*Task*
Would it be possible to write out each entry below exactly, without the pictures?

*Record extracts*
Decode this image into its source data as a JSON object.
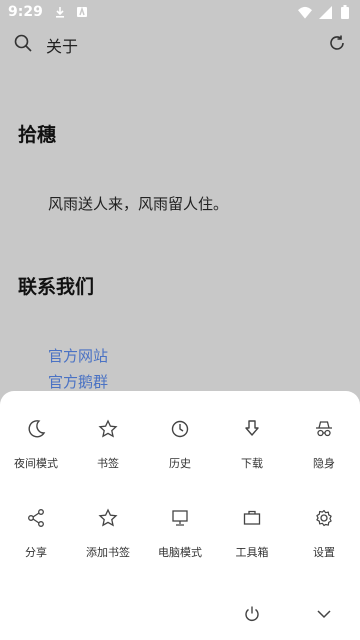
{
  "status": {
    "time": "9:29"
  },
  "header": {
    "title": "关于"
  },
  "content": {
    "heading1": "拾穗",
    "paragraph": "风雨送人来，风雨留人住。",
    "heading2": "联系我们",
    "links": [
      "官方网站",
      "官方鹅群"
    ]
  },
  "menu": {
    "row1": [
      "夜间模式",
      "书签",
      "历史",
      "下载",
      "隐身"
    ],
    "row2": [
      "分享",
      "添加书签",
      "电脑模式",
      "工具箱",
      "设置"
    ],
    "row1_icons": [
      "moon-icon",
      "star-icon",
      "clock-icon",
      "download-icon",
      "incognito-icon"
    ],
    "row2_icons": [
      "share-icon",
      "star-add-icon",
      "monitor-icon",
      "briefcase-icon",
      "gear-icon"
    ]
  }
}
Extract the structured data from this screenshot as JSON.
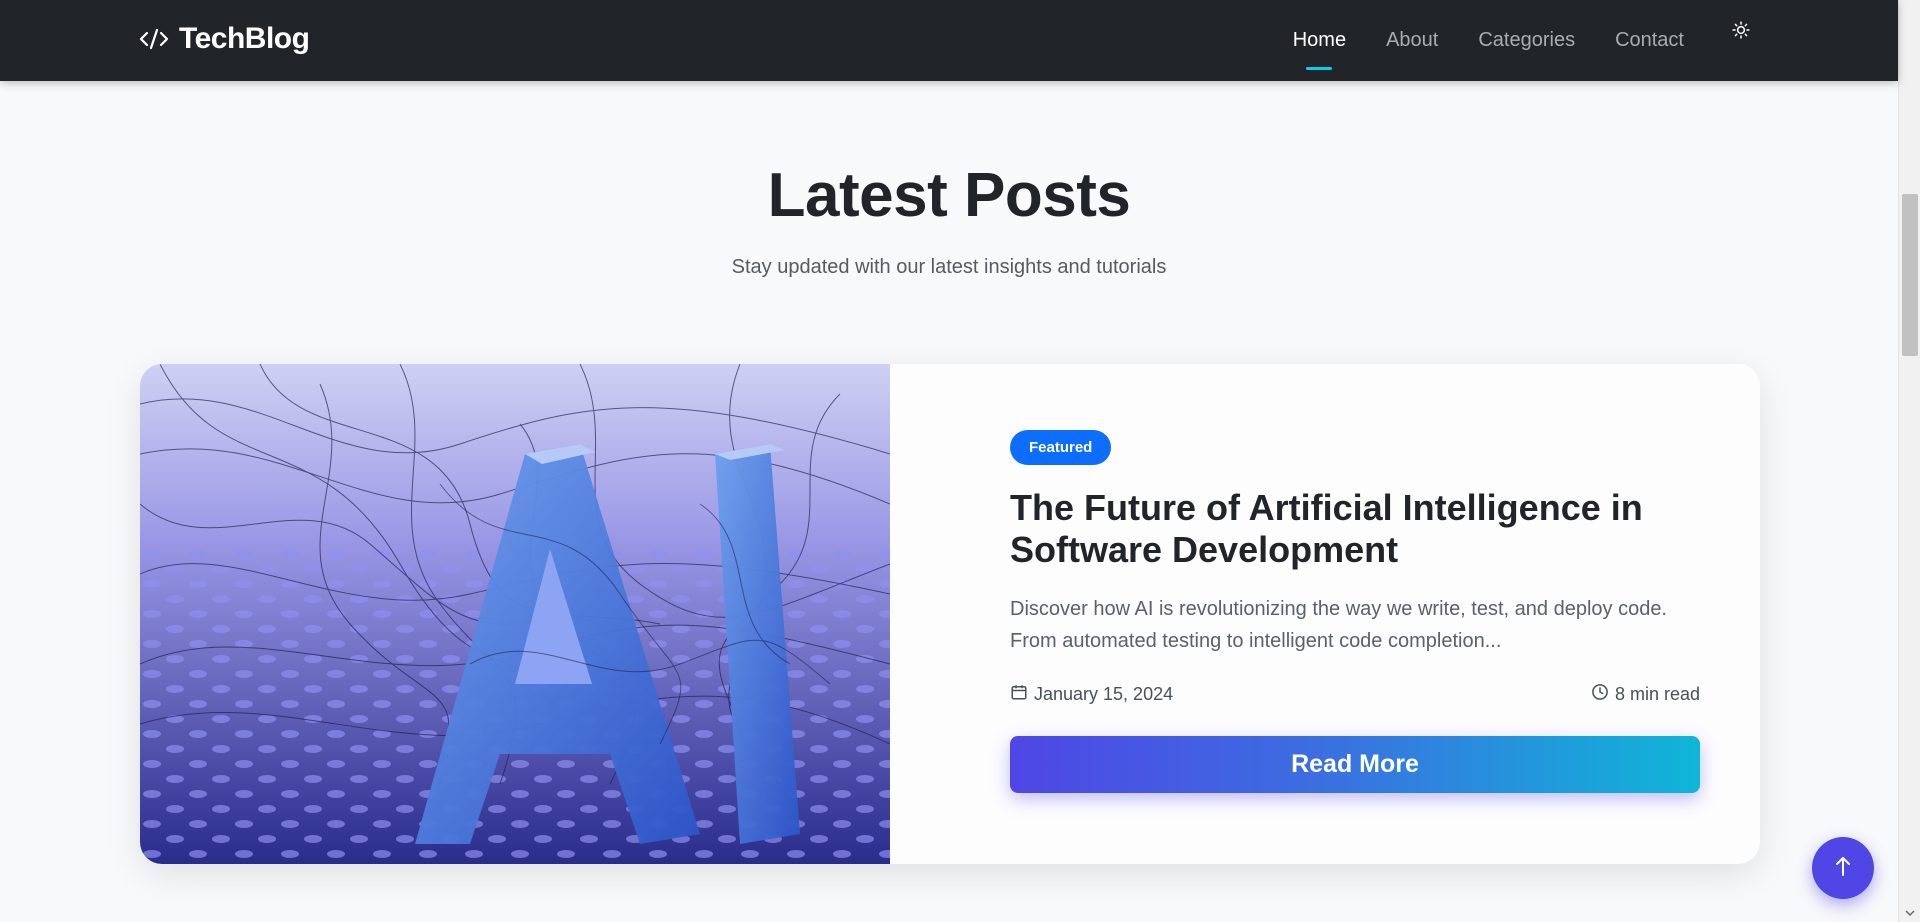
{
  "nav": {
    "brand": "TechBlog",
    "links": [
      {
        "label": "Home",
        "active": true
      },
      {
        "label": "About",
        "active": false
      },
      {
        "label": "Categories",
        "active": false
      },
      {
        "label": "Contact",
        "active": false
      }
    ],
    "theme_icon": "sun-icon"
  },
  "hero": {
    "title": "Latest Posts",
    "subtitle": "Stay updated with our latest insights and tutorials"
  },
  "featured_post": {
    "badge": "Featured",
    "title": "The Future of Artificial Intelligence in Software Development",
    "excerpt": "Discover how AI is revolutionizing the way we write, test, and deploy code. From automated testing to intelligent code completion...",
    "date": "January 15, 2024",
    "read_time": "8 min read",
    "button_label": "Read More",
    "image_text": "AI"
  },
  "colors": {
    "navbar": "#212529",
    "accent": "#0d6efd",
    "gradient_start": "#4f46e5",
    "gradient_end": "#0fb6d8",
    "active_underline": "#0dcaf0"
  }
}
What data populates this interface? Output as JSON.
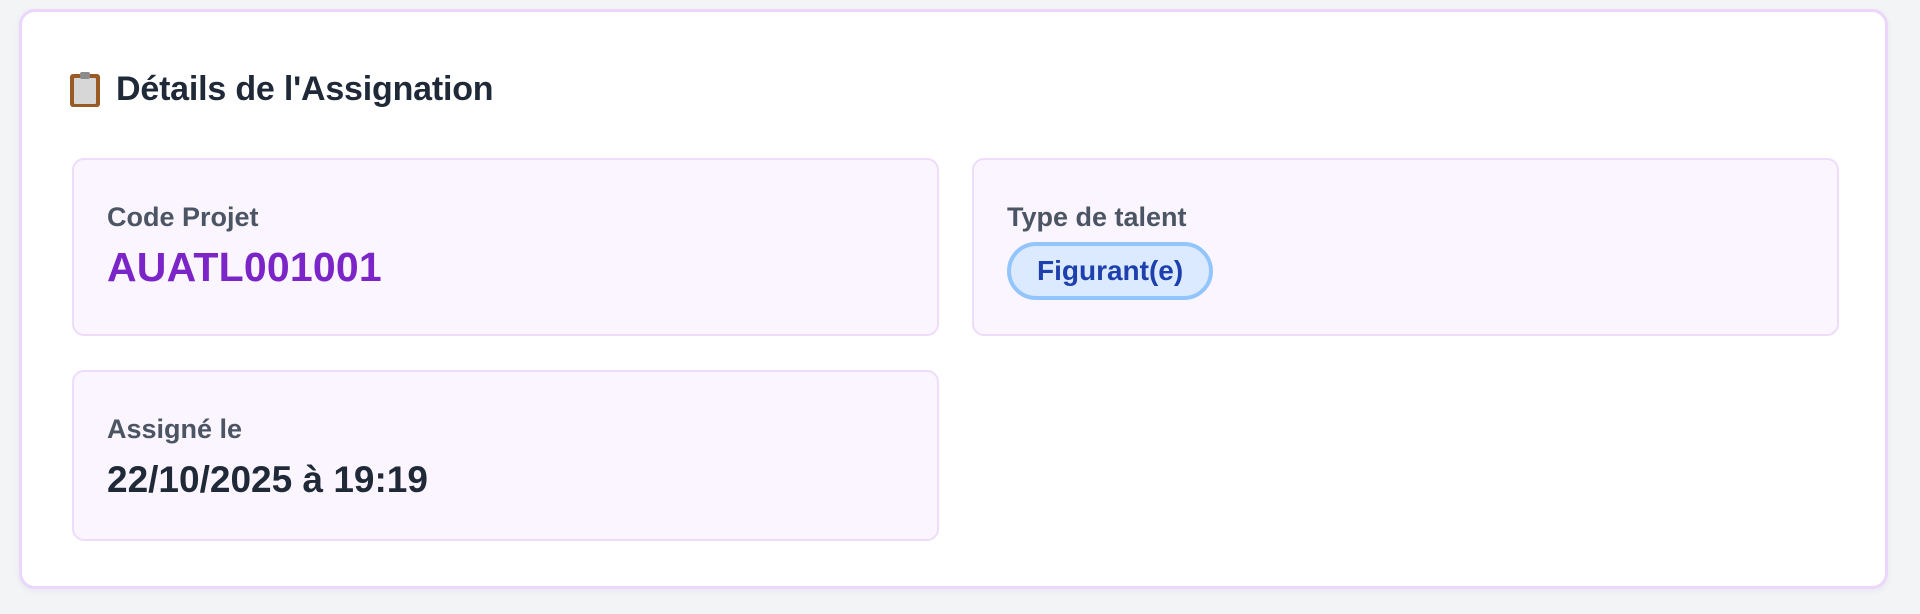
{
  "card": {
    "icon": "clipboard-icon",
    "title": "Détails de l'Assignation"
  },
  "fields": {
    "project_code": {
      "label": "Code Projet",
      "value": "AUATL001001"
    },
    "talent_type": {
      "label": "Type de talent",
      "value": "Figurant(e)"
    },
    "assigned_at": {
      "label": "Assigné le",
      "value": "22/10/2025 à 19:19"
    }
  },
  "colors": {
    "accent_purple": "#7b24c8",
    "badge_background": "#dbeafe",
    "badge_border": "#93c5fd",
    "badge_text": "#1e40af",
    "card_border": "#ead7fb",
    "field_background": "#faf5ff"
  }
}
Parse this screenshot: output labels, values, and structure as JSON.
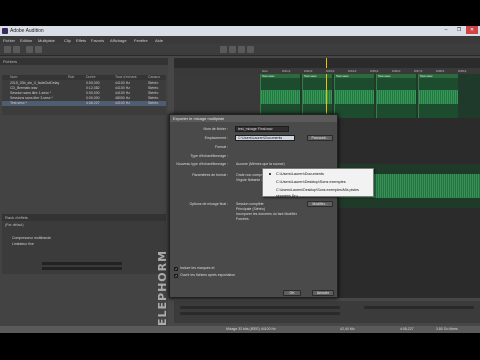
{
  "window": {
    "title": "Adobe Audition",
    "controls": [
      "–",
      "❐",
      "✕"
    ]
  },
  "menu": [
    "Fichier",
    "Edition",
    "Multipiste",
    "Clip",
    "Effets",
    "Favoris",
    "Affichage",
    "Fenêtre",
    "Aide"
  ],
  "files_panel": {
    "title": "Fichiers",
    "columns": [
      "Nom",
      "Etat",
      "Durée",
      "Taux d'échant.",
      "Canaux"
    ],
    "rows": [
      {
        "name": "2015_03b_sin_0_fadeOutDelay",
        "duration": "0:00,000",
        "rate": "44100 Hz",
        "channels": "Stéréo"
      },
      {
        "name": "CD_Bremabr.wav",
        "duration": "0:12,082",
        "rate": "44100 Hz",
        "channels": "Stéréo"
      },
      {
        "name": "Session sans titre 1.sesx *",
        "duration": "0:00,000",
        "rate": "44100 Hz",
        "channels": "Stéréo"
      },
      {
        "name": "Sessions sans titre 3.sesx *",
        "duration": "0:00,000",
        "rate": "48000 Hz",
        "channels": "Stéréo"
      },
      {
        "name": "Test.sesx *",
        "duration": "4:08,227",
        "rate": "44100 Hz",
        "channels": "Stéréo"
      }
    ]
  },
  "effects_panel": {
    "title": "Rack d'effets",
    "preset": "(Par défaut)",
    "items": [
      "Compresseur multibande",
      "Limitateur fixe"
    ]
  },
  "dialog": {
    "title": "Exporter le mixage multipiste",
    "file_name_label": "Nom de fichier :",
    "file_name_value": "test_mixage Final.wav",
    "location_label": "Emplacement :",
    "location_value": "C:\\Users\\Lauren\\Documents",
    "browse_button": "Parcourir...",
    "format_label": "Format :",
    "sample_type_label": "Type d'échantillonnage :",
    "new_sample_type_label": "Nouveau type d'échantillonnage :",
    "new_sample_type_value": "Aucune (Mêmes que la source)",
    "format_params_label": "Paramètres de format :",
    "format_params_line1": "Onde non compressée",
    "format_params_line2": "Virgule flottante 32 bits (IEEE)",
    "modify_button_1": "Modifier...",
    "mix_options_label": "Options de mixage final :",
    "mix_options_line1": "Session complète",
    "mix_options_line2": "Principale (Stéréo)",
    "mix_options_line3": "Incorporer les données du fant Modifier",
    "mix_options_line4": "Forcées",
    "modify_button_2": "Modifier...",
    "checkbox_markers": "Inclure les marques et",
    "checkbox_open": "Ouvrir les fichiers après exportation",
    "ok_button": "OK",
    "cancel_button": "Annuler"
  },
  "location_dropdown": {
    "options": [
      "C:\\Users\\Lauren\\Documents",
      "C:\\Users\\Lauren\\Desktop\\Sons exemples",
      "C:\\Users\\Lauren\\Desktop\\Sons exemples\\Mis pistes séparées Dru"
    ],
    "selected_index": 0
  },
  "timeline": {
    "ruler_labels": [
      "hms",
      "0:01,0",
      "0:02,0",
      "0:03,0",
      "0:04,0",
      "0:05,0",
      "0:06,0",
      "0:07,0",
      "0:08,0",
      "0:09,0"
    ],
    "clips": [
      "Test.sesx",
      "Test.sesx",
      "Test.sesx",
      "Test.sesx",
      "Test.sesx"
    ]
  },
  "status": {
    "left": "Mixage 32 bits (IEEE) 44100 Hz",
    "mid": "42,44 Mo",
    "time": "4:08,227",
    "disk": "3,80 Go libres"
  },
  "watermark": "ELEPHORM"
}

*The reply*
Decode this image into its source data as a JSON object.
{
  "status": {
    "time": "9:29"
  },
  "header": {
    "title": "关于"
  },
  "content": {
    "heading1": "拾穗",
    "paragraph": "风雨送人来，风雨留人住。",
    "heading2": "联系我们",
    "links": [
      "官方网站",
      "官方鹅群"
    ]
  },
  "menu": {
    "row1": [
      "夜间模式",
      "书签",
      "历史",
      "下载",
      "隐身"
    ],
    "row2": [
      "分享",
      "添加书签",
      "电脑模式",
      "工具箱",
      "设置"
    ],
    "row1_icons": [
      "moon-icon",
      "star-icon",
      "clock-icon",
      "download-icon",
      "incognito-icon"
    ],
    "row2_icons": [
      "share-icon",
      "star-add-icon",
      "monitor-icon",
      "briefcase-icon",
      "gear-icon"
    ]
  }
}
Extract the structured data from this screenshot as JSON.
{
  "nav": {
    "brand": "TechBlog",
    "links": [
      {
        "label": "Home",
        "active": true
      },
      {
        "label": "About",
        "active": false
      },
      {
        "label": "Categories",
        "active": false
      },
      {
        "label": "Contact",
        "active": false
      }
    ],
    "theme_icon": "sun-icon"
  },
  "hero": {
    "title": "Latest Posts",
    "subtitle": "Stay updated with our latest insights and tutorials"
  },
  "featured_post": {
    "badge": "Featured",
    "title": "The Future of Artificial Intelligence in Software Development",
    "excerpt": "Discover how AI is revolutionizing the way we write, test, and deploy code. From automated testing to intelligent code completion...",
    "date": "January 15, 2024",
    "read_time": "8 min read",
    "button_label": "Read More",
    "image_text": "AI"
  },
  "colors": {
    "navbar": "#212529",
    "accent": "#0d6efd",
    "gradient_start": "#4f46e5",
    "gradient_end": "#0fb6d8",
    "active_underline": "#0dcaf0"
  }
}
What data populates this interface? Output as JSON.
{
  "card": {
    "icon": "clipboard-icon",
    "title": "Détails de l'Assignation"
  },
  "fields": {
    "project_code": {
      "label": "Code Projet",
      "value": "AUATL001001"
    },
    "talent_type": {
      "label": "Type de talent",
      "value": "Figurant(e)"
    },
    "assigned_at": {
      "label": "Assigné le",
      "value": "22/10/2025 à 19:19"
    }
  },
  "colors": {
    "accent_purple": "#7b24c8",
    "badge_background": "#dbeafe",
    "badge_border": "#93c5fd",
    "badge_text": "#1e40af",
    "card_border": "#ead7fb",
    "field_background": "#faf5ff"
  }
}
Parse this screenshot: output labels, values, and structure as JSON.
{
  "window": {
    "title": "Adobe Audition",
    "controls": [
      "–",
      "❐",
      "✕"
    ]
  },
  "menu": [
    "Fichier",
    "Edition",
    "Multipiste",
    "Clip",
    "Effets",
    "Favoris",
    "Affichage",
    "Fenêtre",
    "Aide"
  ],
  "files_panel": {
    "title": "Fichiers",
    "columns": [
      "Nom",
      "Etat",
      "Durée",
      "Taux d'échant.",
      "Canaux"
    ],
    "rows": [
      {
        "name": "2015_03b_sin_0_fadeOutDelay",
        "duration": "0:00,000",
        "rate": "44100 Hz",
        "channels": "Stéréo"
      },
      {
        "name": "CD_Bremabr.wav",
        "duration": "0:12,082",
        "rate": "44100 Hz",
        "channels": "Stéréo"
      },
      {
        "name": "Session sans titre 1.sesx *",
        "duration": "0:00,000",
        "rate": "44100 Hz",
        "channels": "Stéréo"
      },
      {
        "name": "Sessions sans titre 3.sesx *",
        "duration": "0:00,000",
        "rate": "48000 Hz",
        "channels": "Stéréo"
      },
      {
        "name": "Test.sesx *",
        "duration": "4:08,227",
        "rate": "44100 Hz",
        "channels": "Stéréo"
      }
    ]
  },
  "effects_panel": {
    "title": "Rack d'effets",
    "preset": "(Par défaut)",
    "items": [
      "Compresseur multibande",
      "Limitateur fixe"
    ]
  },
  "dialog": {
    "title": "Exporter le mixage multipiste",
    "file_name_label": "Nom de fichier :",
    "file_name_value": "test_mixage Final.wav",
    "location_label": "Emplacement :",
    "location_value": "C:\\Users\\Lauren\\Documents",
    "browse_button": "Parcourir...",
    "format_label": "Format :",
    "sample_type_label": "Type d'échantillonnage :",
    "new_sample_type_label": "Nouveau type d'échantillonnage :",
    "new_sample_type_value": "Aucune (Mêmes que la source)",
    "format_params_label": "Paramètres de format :",
    "format_params_line1": "Onde non compressée",
    "format_params_line2": "Virgule flottante 32 bits (IEEE)",
    "modify_button_1": "Modifier...",
    "mix_options_label": "Options de mixage final :",
    "mix_options_line1": "Session complète",
    "mix_options_line2": "Principale (Stéréo)",
    "mix_options_line3": "Incorporer les données du fant Modifier",
    "mix_options_line4": "Forcées",
    "modify_button_2": "Modifier...",
    "checkbox_markers": "Inclure les marques et",
    "checkbox_open": "Ouvrir les fichiers après exportation",
    "ok_button": "OK",
    "cancel_button": "Annuler"
  },
  "location_dropdown": {
    "options": [
      "C:\\Users\\Lauren\\Documents",
      "C:\\Users\\Lauren\\Desktop\\Sons exemples",
      "C:\\Users\\Lauren\\Desktop\\Sons exemples\\Mis pistes séparées Dru"
    ],
    "selected_index": 0
  },
  "timeline": {
    "ruler_labels": [
      "hms",
      "0:01,0",
      "0:02,0",
      "0:03,0",
      "0:04,0",
      "0:05,0",
      "0:06,0",
      "0:07,0",
      "0:08,0",
      "0:09,0"
    ],
    "clips": [
      "Test.sesx",
      "Test.sesx",
      "Test.sesx",
      "Test.sesx",
      "Test.sesx"
    ]
  },
  "status": {
    "left": "Mixage 32 bits (IEEE) 44100 Hz",
    "mid": "42,44 Mo",
    "time": "4:08,227",
    "disk": "3,80 Go libres"
  },
  "watermark": "ELEPHORM"
}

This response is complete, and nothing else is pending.